Scan the lines below for "screenshot"; report the number of lines that contain it, and only that.
== EXTRACTED INFORMATION
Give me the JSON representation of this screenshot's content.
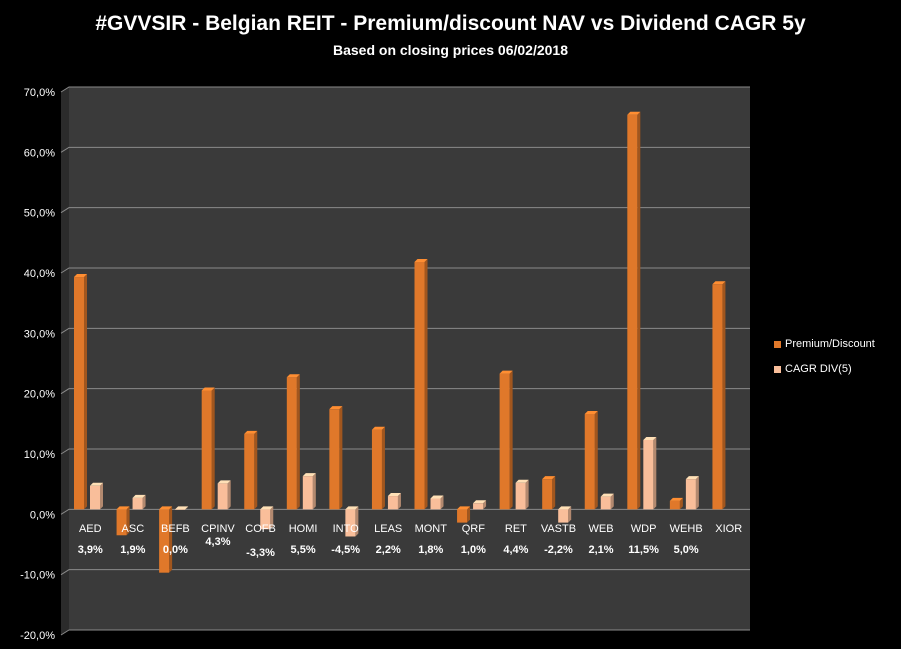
{
  "chart_data": {
    "type": "bar",
    "title": "#GVVSIR - Belgian REIT - Premium/discount NAV vs Dividend CAGR 5y",
    "subtitle": "Based on closing prices 06/02/2018",
    "categories": [
      "AED",
      "ASC",
      "BEFB",
      "CPINV",
      "COFB",
      "HOMI",
      "INTO",
      "LEAS",
      "MONT",
      "QRF",
      "RET",
      "VASTB",
      "WEB",
      "WDP",
      "WEHB",
      "XIOR"
    ],
    "series": [
      {
        "name": "Premium/Discount",
        "color": "#E0782A",
        "values": [
          38.5,
          -4.3,
          -10.5,
          19.7,
          12.5,
          21.9,
          16.6,
          13.2,
          41.0,
          -2.2,
          22.5,
          5.0,
          15.8,
          65.4,
          1.4,
          37.3
        ]
      },
      {
        "name": "CAGR DIV(5)",
        "color": "#F9BE9A",
        "values": [
          3.9,
          1.9,
          0.0,
          4.3,
          -3.3,
          5.5,
          -4.5,
          2.2,
          1.8,
          1.0,
          4.4,
          -2.2,
          2.1,
          11.5,
          5.0,
          null
        ]
      }
    ],
    "data_labels": [
      "3,9%",
      "1,9%",
      "0,0%",
      "4,3%",
      "-3,3%",
      "5,5%",
      "-4,5%",
      "2,2%",
      "1,8%",
      "1,0%",
      "4,4%",
      "-2,2%",
      "2,1%",
      "11,5%",
      "5,0%",
      ""
    ],
    "yticks": [
      "70,0%",
      "60,0%",
      "50,0%",
      "40,0%",
      "30,0%",
      "20,0%",
      "10,0%",
      "0,0%",
      "-10,0%",
      "-20,0%"
    ],
    "ylim": [
      -20,
      70
    ],
    "grid": true,
    "legend_position": "right"
  }
}
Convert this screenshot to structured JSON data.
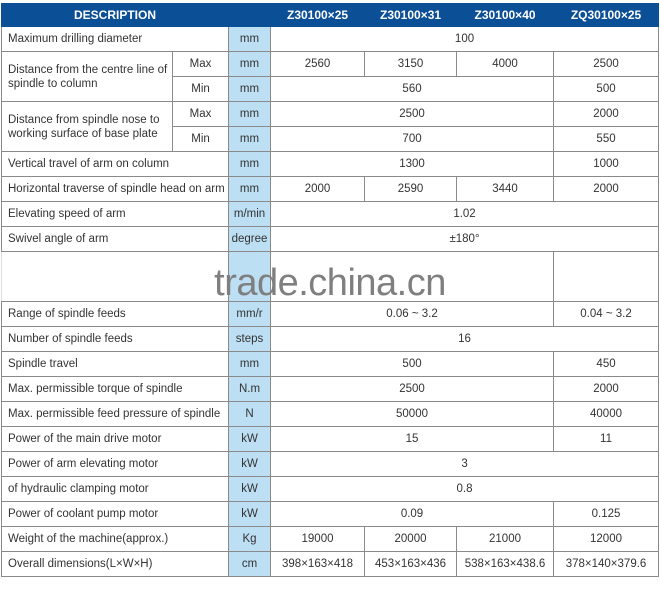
{
  "header": {
    "description": "DESCRIPTION",
    "unit": "",
    "models": [
      "Z30100×25",
      "Z30100×31",
      "Z30100×40",
      "ZQ30100×25"
    ]
  },
  "colors": {
    "header_bg": "#0b4f96",
    "unit_bg": "#bcdff4"
  },
  "rows_top": [
    {
      "label": "Maximum drilling diameter",
      "unit": "mm",
      "values": [
        "100"
      ]
    },
    {
      "label": "Distance from the centre line of spindle to column",
      "sub": [
        {
          "label": "Max",
          "unit": "mm",
          "values": [
            "2560",
            "3150",
            "4000",
            "2500"
          ]
        },
        {
          "label": "Min",
          "unit": "mm",
          "values": [
            "560",
            "500"
          ]
        }
      ]
    },
    {
      "label": "Distance from spindle nose to working surface of base plate",
      "sub": [
        {
          "label": "Max",
          "unit": "mm",
          "values": [
            "2500",
            "2000"
          ]
        },
        {
          "label": "Min",
          "unit": "mm",
          "values": [
            "700",
            "550"
          ]
        }
      ]
    },
    {
      "label": "Vertical travel of arm on column",
      "unit": "mm",
      "values": [
        "1300",
        "1000"
      ]
    },
    {
      "label": "Horizontal traverse of spindle head on arm",
      "unit": "mm",
      "values": [
        "2000",
        "2590",
        "3440",
        "2000"
      ]
    },
    {
      "label": "Elevating speed of arm",
      "unit": "m/min",
      "values": [
        "1.02"
      ]
    },
    {
      "label": "Swivel angle of arm",
      "unit": "degree",
      "values": [
        "±180°"
      ]
    }
  ],
  "watermark": "trade.china.cn",
  "rows_bottom": [
    {
      "label": "Range of spindle feeds",
      "unit": "mm/r",
      "values": [
        "0.06 ~ 3.2",
        "0.04 ~ 3.2"
      ]
    },
    {
      "label": "Number of spindle feeds",
      "unit": "steps",
      "values": [
        "16"
      ]
    },
    {
      "label": "Spindle travel",
      "unit": "mm",
      "values": [
        "500",
        "450"
      ]
    },
    {
      "label": "Max. permissible torque of spindle",
      "unit": "N.m",
      "values": [
        "2500",
        "2000"
      ]
    },
    {
      "label": "Max. permissible feed pressure of spindle",
      "unit": "N",
      "values": [
        "50000",
        "40000"
      ]
    },
    {
      "label": "Power of the main drive motor",
      "unit": "kW",
      "values": [
        "15",
        "11"
      ]
    },
    {
      "label": "Power of arm elevating  motor",
      "unit": "kW",
      "values": [
        "3"
      ]
    },
    {
      "label": "of hydraulic clamping motor",
      "unit": "kW",
      "values": [
        "0.8"
      ]
    },
    {
      "label": "Power of coolant pump motor",
      "unit": "kW",
      "values": [
        "0.09",
        "0.125"
      ]
    },
    {
      "label": "Weight of the machine(approx.)",
      "unit": "Kg",
      "values": [
        "19000",
        "20000",
        "21000",
        "12000"
      ]
    },
    {
      "label": "Overall dimensions(L×W×H)",
      "unit": "cm",
      "values": [
        "398×163×418",
        "453×163×436",
        "538×163×438.6",
        "378×140×379.6"
      ]
    }
  ]
}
====
THE REPLY >>
2